** Start Data listing **
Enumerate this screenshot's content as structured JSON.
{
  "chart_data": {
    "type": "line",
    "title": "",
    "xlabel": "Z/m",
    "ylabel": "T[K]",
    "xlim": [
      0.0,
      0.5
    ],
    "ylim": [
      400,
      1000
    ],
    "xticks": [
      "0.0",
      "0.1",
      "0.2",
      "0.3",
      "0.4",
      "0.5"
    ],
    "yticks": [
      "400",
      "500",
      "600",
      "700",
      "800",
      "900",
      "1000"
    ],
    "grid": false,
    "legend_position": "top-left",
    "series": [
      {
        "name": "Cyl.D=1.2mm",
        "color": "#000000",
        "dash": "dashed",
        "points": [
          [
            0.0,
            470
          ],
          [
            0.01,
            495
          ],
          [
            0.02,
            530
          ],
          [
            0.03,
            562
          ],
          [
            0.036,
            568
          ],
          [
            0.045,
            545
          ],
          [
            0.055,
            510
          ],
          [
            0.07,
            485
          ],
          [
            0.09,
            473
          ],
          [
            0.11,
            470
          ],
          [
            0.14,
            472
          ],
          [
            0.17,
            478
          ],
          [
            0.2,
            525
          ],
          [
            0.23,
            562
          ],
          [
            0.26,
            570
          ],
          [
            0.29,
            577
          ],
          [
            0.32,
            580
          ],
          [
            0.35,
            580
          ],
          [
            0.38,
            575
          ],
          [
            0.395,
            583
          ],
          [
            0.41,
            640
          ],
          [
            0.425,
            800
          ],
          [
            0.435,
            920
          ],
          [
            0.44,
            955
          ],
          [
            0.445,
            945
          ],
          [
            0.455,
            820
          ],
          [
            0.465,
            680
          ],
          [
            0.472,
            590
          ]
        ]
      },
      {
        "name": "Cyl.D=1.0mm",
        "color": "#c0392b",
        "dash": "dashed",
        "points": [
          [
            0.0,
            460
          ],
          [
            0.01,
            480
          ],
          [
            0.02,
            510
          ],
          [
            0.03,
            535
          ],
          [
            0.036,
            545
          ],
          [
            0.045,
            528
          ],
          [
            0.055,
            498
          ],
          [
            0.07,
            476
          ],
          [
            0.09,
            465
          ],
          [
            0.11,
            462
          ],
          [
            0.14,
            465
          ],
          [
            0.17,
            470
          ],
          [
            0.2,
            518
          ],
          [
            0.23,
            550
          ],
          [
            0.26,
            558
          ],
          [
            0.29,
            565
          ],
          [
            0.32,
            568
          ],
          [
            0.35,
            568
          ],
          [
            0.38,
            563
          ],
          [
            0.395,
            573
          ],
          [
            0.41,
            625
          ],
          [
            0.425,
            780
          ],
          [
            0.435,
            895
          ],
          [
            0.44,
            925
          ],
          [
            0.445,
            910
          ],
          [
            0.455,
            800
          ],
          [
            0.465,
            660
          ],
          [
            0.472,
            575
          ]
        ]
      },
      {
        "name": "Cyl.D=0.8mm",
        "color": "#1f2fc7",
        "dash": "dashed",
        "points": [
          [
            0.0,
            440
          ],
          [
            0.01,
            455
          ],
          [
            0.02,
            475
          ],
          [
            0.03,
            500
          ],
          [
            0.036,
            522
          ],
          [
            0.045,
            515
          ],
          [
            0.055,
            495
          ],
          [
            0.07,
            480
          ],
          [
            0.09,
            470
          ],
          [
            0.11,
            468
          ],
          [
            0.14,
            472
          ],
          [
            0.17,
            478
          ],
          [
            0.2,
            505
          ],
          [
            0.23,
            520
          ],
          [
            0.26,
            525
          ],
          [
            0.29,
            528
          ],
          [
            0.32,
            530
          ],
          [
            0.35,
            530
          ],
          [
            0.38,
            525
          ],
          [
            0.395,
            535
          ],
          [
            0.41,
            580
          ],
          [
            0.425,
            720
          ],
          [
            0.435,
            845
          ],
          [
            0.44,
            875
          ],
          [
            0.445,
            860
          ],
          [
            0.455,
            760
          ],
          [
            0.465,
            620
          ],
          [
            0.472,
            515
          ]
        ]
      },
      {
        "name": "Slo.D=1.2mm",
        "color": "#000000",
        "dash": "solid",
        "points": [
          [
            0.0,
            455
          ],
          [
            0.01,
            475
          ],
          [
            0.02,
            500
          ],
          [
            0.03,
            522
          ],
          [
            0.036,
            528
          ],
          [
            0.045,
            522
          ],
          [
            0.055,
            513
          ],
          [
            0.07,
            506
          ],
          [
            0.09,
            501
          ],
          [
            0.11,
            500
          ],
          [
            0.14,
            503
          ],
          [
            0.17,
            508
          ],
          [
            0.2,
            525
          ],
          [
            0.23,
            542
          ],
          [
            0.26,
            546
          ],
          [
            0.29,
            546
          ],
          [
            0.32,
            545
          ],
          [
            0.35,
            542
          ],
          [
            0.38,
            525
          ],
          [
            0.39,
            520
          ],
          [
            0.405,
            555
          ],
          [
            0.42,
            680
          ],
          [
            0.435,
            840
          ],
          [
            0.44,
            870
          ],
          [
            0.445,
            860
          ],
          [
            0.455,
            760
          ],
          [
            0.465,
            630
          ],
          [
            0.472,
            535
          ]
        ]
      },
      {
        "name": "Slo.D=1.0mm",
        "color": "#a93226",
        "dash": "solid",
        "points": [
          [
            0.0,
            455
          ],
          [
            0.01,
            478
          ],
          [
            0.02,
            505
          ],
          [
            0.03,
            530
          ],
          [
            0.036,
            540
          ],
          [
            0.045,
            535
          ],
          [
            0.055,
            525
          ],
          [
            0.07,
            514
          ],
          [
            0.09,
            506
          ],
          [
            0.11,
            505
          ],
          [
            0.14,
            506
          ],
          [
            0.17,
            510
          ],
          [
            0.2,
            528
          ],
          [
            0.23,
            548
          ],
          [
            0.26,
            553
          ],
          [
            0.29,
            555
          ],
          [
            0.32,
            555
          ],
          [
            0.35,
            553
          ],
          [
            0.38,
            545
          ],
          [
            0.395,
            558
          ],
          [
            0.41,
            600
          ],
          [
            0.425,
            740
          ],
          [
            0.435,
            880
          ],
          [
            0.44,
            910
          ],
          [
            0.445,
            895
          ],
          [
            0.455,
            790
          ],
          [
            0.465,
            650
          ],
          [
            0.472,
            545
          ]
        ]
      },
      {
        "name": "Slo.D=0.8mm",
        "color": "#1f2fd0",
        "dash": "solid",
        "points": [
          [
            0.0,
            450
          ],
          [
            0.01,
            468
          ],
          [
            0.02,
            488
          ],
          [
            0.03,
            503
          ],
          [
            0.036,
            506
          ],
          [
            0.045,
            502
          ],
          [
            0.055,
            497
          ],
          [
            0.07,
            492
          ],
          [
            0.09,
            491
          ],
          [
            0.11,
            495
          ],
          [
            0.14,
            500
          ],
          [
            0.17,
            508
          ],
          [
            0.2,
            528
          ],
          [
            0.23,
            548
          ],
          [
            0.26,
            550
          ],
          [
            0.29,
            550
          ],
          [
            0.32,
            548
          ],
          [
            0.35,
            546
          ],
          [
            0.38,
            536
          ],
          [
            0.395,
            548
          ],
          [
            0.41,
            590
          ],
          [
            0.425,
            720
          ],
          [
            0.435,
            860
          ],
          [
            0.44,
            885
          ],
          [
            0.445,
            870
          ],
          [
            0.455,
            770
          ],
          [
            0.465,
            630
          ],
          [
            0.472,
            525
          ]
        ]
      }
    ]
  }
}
** End Data listing **
Work to be completed = Looking at the records above, work out how many lines include the string "name". Give the number and nothing else.

Result = 6